DIRECTIVE:
Starting at the first line of the material and ending at the line that contains "Text: Specify the", with both of those lines included, render each line as one string in a JSON list and leave out any blank lines. Include no other lines.

DATASET ENTRIES:
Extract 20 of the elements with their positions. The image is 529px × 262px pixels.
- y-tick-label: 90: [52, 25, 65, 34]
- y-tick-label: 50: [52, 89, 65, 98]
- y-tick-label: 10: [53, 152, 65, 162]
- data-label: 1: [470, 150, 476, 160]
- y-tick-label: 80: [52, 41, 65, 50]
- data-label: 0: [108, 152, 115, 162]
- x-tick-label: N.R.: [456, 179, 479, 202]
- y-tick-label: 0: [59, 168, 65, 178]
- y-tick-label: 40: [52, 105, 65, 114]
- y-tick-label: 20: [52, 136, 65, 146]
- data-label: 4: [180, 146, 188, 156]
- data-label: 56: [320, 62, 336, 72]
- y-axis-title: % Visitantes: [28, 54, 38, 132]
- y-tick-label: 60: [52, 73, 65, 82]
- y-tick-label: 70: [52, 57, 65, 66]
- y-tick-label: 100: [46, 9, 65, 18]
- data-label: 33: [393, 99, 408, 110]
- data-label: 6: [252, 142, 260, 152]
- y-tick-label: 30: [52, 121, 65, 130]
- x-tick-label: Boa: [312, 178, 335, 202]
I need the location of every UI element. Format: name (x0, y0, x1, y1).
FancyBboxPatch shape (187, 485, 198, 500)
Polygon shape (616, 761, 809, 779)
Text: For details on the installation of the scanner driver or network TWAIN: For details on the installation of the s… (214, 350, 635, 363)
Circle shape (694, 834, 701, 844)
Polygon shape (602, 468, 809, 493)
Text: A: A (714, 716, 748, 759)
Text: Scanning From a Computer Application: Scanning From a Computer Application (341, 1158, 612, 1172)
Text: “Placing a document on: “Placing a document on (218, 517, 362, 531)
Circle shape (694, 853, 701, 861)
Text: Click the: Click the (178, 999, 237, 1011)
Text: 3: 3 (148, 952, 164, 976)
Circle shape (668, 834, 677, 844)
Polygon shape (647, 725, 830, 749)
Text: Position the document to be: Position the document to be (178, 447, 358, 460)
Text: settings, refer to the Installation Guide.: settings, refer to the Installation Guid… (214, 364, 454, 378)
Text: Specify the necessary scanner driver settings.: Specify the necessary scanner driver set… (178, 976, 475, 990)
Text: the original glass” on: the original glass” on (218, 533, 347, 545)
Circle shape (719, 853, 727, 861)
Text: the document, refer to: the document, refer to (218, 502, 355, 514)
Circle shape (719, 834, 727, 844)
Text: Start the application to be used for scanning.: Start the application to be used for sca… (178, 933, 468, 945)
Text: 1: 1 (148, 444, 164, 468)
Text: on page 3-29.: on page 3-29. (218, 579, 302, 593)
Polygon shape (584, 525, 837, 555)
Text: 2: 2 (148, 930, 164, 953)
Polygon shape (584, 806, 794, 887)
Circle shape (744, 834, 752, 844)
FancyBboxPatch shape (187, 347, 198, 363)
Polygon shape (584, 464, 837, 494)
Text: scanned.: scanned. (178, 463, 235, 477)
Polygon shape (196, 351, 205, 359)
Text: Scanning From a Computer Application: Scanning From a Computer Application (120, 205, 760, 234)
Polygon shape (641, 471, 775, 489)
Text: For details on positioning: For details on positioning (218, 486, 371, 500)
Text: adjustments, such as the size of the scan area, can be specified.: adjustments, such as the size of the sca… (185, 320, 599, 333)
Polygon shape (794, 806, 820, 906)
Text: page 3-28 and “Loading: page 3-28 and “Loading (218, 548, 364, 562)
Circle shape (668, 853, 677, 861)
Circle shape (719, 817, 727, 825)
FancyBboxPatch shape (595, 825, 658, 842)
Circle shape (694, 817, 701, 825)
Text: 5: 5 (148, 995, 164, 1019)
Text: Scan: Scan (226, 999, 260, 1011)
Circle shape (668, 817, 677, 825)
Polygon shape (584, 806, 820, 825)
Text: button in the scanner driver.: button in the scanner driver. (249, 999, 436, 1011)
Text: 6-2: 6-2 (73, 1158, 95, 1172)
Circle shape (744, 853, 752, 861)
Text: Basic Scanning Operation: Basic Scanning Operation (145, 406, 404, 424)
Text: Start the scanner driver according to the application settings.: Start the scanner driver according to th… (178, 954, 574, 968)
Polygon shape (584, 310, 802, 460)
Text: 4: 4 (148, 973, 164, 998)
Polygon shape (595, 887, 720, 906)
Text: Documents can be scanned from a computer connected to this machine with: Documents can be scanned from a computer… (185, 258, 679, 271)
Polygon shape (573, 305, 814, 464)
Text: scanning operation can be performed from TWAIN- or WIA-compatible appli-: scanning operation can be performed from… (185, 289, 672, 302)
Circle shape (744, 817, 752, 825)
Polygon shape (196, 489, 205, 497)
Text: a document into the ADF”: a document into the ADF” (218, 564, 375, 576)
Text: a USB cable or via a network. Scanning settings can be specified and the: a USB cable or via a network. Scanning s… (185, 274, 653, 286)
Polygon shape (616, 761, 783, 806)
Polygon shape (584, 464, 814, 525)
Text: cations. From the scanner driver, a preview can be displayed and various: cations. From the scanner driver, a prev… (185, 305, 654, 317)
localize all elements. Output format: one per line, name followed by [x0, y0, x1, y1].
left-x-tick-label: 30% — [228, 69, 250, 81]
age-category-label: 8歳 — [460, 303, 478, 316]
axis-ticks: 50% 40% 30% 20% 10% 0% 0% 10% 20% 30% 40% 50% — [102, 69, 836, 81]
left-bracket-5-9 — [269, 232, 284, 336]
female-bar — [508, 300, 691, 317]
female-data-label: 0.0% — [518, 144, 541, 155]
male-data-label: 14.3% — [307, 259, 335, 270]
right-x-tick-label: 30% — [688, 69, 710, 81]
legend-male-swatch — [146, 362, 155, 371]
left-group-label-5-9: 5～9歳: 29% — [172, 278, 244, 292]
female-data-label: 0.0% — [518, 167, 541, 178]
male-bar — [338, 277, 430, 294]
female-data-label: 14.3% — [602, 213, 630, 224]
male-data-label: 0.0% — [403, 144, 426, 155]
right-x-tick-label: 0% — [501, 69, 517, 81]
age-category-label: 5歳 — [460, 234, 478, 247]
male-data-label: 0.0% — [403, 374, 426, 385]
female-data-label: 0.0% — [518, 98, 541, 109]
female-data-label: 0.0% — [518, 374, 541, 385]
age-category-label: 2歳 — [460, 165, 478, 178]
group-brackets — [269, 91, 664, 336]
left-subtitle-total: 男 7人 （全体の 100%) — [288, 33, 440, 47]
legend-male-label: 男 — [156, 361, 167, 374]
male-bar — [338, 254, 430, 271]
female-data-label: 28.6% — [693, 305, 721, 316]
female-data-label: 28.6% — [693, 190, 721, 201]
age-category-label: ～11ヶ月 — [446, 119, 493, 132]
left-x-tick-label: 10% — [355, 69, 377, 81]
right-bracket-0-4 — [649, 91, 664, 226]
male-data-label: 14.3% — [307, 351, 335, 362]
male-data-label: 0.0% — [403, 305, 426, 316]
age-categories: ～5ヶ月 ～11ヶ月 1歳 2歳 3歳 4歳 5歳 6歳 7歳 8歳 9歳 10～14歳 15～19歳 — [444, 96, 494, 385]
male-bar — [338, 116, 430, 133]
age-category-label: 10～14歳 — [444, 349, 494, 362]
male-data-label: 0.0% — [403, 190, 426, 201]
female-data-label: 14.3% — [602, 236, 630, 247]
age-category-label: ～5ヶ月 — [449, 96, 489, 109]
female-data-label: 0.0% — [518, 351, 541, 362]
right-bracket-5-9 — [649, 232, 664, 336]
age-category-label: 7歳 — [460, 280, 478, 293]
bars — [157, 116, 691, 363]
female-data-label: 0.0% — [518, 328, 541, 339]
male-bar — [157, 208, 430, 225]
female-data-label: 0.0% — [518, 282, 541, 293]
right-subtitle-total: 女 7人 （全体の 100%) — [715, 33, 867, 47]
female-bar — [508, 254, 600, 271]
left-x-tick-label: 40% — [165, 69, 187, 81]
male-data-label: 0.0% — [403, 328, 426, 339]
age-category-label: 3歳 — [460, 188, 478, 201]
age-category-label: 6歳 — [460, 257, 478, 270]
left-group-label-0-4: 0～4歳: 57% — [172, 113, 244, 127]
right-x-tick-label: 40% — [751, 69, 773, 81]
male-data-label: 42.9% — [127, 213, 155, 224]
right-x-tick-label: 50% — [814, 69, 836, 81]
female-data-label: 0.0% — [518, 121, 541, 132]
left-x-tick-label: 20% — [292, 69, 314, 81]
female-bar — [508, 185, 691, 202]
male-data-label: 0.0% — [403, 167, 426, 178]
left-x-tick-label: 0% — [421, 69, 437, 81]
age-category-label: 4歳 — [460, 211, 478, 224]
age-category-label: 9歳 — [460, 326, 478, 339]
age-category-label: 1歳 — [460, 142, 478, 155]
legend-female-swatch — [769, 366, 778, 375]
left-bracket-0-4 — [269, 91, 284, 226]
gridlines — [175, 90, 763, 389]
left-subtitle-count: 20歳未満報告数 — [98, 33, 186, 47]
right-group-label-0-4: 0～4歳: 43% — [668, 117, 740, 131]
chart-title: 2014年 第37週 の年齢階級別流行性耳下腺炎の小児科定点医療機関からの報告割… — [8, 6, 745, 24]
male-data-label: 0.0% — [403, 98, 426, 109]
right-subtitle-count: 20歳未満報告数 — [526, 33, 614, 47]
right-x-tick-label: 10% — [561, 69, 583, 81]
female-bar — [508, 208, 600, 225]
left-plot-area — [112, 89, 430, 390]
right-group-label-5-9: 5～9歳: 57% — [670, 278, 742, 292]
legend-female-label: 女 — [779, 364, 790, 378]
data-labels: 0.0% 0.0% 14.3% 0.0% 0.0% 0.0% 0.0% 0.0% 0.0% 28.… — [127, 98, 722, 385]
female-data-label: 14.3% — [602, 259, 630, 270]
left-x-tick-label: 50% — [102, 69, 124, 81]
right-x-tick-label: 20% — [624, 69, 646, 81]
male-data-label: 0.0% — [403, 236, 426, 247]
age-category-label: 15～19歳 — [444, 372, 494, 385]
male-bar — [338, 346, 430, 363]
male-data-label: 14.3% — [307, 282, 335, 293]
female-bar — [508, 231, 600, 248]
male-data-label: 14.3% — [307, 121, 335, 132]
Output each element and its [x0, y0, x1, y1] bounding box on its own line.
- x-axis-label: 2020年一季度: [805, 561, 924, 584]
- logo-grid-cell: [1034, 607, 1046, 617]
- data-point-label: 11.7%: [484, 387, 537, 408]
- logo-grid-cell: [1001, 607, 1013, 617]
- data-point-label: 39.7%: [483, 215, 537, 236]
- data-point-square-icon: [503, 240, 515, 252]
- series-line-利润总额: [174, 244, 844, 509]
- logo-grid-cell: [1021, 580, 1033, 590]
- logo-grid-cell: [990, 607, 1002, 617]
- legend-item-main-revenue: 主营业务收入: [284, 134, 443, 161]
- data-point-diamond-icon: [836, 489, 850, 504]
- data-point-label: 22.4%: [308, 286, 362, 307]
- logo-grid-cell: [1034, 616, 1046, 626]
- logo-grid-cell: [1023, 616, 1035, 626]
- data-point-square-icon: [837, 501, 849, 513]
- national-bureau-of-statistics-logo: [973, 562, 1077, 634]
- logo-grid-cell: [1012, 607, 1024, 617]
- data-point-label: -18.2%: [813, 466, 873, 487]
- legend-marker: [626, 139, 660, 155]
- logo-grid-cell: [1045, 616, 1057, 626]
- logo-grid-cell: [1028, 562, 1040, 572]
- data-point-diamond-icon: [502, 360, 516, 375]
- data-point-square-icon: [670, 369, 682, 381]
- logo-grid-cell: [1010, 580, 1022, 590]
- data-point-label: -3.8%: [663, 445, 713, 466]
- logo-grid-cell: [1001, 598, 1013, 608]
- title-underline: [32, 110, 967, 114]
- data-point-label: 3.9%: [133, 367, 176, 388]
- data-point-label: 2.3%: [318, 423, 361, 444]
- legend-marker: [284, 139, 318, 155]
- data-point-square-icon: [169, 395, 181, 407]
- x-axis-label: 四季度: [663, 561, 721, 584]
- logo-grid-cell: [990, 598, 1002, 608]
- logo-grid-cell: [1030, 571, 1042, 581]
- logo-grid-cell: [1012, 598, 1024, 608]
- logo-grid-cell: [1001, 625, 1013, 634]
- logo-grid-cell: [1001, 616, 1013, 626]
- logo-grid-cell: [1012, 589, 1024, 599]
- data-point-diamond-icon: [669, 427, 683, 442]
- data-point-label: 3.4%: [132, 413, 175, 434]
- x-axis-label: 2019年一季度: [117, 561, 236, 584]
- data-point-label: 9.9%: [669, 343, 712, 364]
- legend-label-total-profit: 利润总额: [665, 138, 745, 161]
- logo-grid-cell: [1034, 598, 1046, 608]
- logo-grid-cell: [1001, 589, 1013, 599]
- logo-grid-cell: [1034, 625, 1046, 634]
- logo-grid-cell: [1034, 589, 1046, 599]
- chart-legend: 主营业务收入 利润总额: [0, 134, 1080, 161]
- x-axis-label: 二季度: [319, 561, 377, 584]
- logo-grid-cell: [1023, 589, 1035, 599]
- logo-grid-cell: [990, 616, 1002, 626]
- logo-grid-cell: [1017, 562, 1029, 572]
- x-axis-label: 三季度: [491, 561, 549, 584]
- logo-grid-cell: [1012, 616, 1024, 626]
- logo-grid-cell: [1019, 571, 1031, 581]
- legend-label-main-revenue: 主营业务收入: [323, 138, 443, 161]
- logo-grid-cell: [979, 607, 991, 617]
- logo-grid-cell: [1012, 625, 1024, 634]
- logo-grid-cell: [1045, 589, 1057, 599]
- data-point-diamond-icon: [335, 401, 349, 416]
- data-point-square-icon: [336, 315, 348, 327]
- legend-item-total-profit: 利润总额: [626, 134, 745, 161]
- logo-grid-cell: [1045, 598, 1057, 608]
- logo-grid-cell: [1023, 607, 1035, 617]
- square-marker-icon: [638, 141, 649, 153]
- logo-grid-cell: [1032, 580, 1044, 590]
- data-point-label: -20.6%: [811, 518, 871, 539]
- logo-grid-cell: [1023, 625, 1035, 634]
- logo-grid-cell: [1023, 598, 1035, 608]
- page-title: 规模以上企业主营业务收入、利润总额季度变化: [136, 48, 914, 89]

THE SOLUTION:
[
  "Extract 20 of the elements with their positions. The image is 529px × 262px pixels.",
  "- y-tick-label: 90: [52, 25, 65, 34]",
  "- y-tick-label: 50: [52, 89, 65, 98]",
  "- y-tick-label: 10: [53, 152, 65, 162]",
  "- data-label: 1: [470, 150, 476, 160]",
  "- y-tick-label: 80: [52, 41, 65, 50]",
  "- data-label: 0: [108, 152, 115, 162]",
  "- x-tick-label: N.R.: [456, 179, 479, 202]",
  "- y-tick-label: 0: [59, 168, 65, 178]",
  "- y-tick-label: 40: [52, 105, 65, 114]",
  "- y-tick-label: 20: [52, 136, 65, 146]",
  "- data-label: 4: [180, 146, 188, 156]",
  "- data-label: 56: [320, 62, 336, 72]",
  "- y-axis-title: % Visitantes: [28, 54, 38, 132]",
  "- y-tick-label: 60: [52, 73, 65, 82]",
  "- y-tick-label: 70: [52, 57, 65, 66]",
  "- y-tick-label: 100: [46, 9, 65, 18]",
  "- data-label: 33: [393, 99, 408, 110]",
  "- data-label: 6: [252, 142, 260, 152]",
  "- y-tick-label: 30: [52, 121, 65, 130]",
  "- x-tick-label: Boa: [312, 178, 335, 202]",
  "I need the location of every UI element. Format: name (x0, y0, x1, y1).",
  "FancyBboxPatch shape (187, 485, 198, 500)",
  "Polygon shape (616, 761, 809, 779)",
  "Text: For details on the installation of the scanner driver or network TWAIN: For details on the installation of the s… (214, 350, 635, 363)",
  "Circle shape (694, 834, 701, 844)",
  "Polygon shape (602, 468, 809, 493)",
  "Text: A: A (714, 716, 748, 759)",
  "Text: Scanning From a Computer Application: Scanning From a Computer Application (341, 1158, 612, 1172)",
  "Text: “Placing a document on: “Placing a document on (218, 517, 362, 531)",
  "Circle shape (694, 853, 701, 861)",
  "Text: Click the: Click the (178, 999, 237, 1011)",
  "Text: 3: 3 (148, 952, 164, 976)",
  "Circle shape (668, 834, 677, 844)",
  "Polygon shape (647, 725, 830, 749)",
  "Text: Position the document to be: Position the document to be (178, 447, 358, 460)",
  "Text: settings, refer to the Installation Guide.: settings, refer to the Installation Guid… (214, 364, 454, 378)",
  "Text: Specify the necessary scanner driver settings.: Specify the necessary scanner driver set… (178, 976, 475, 990)"
]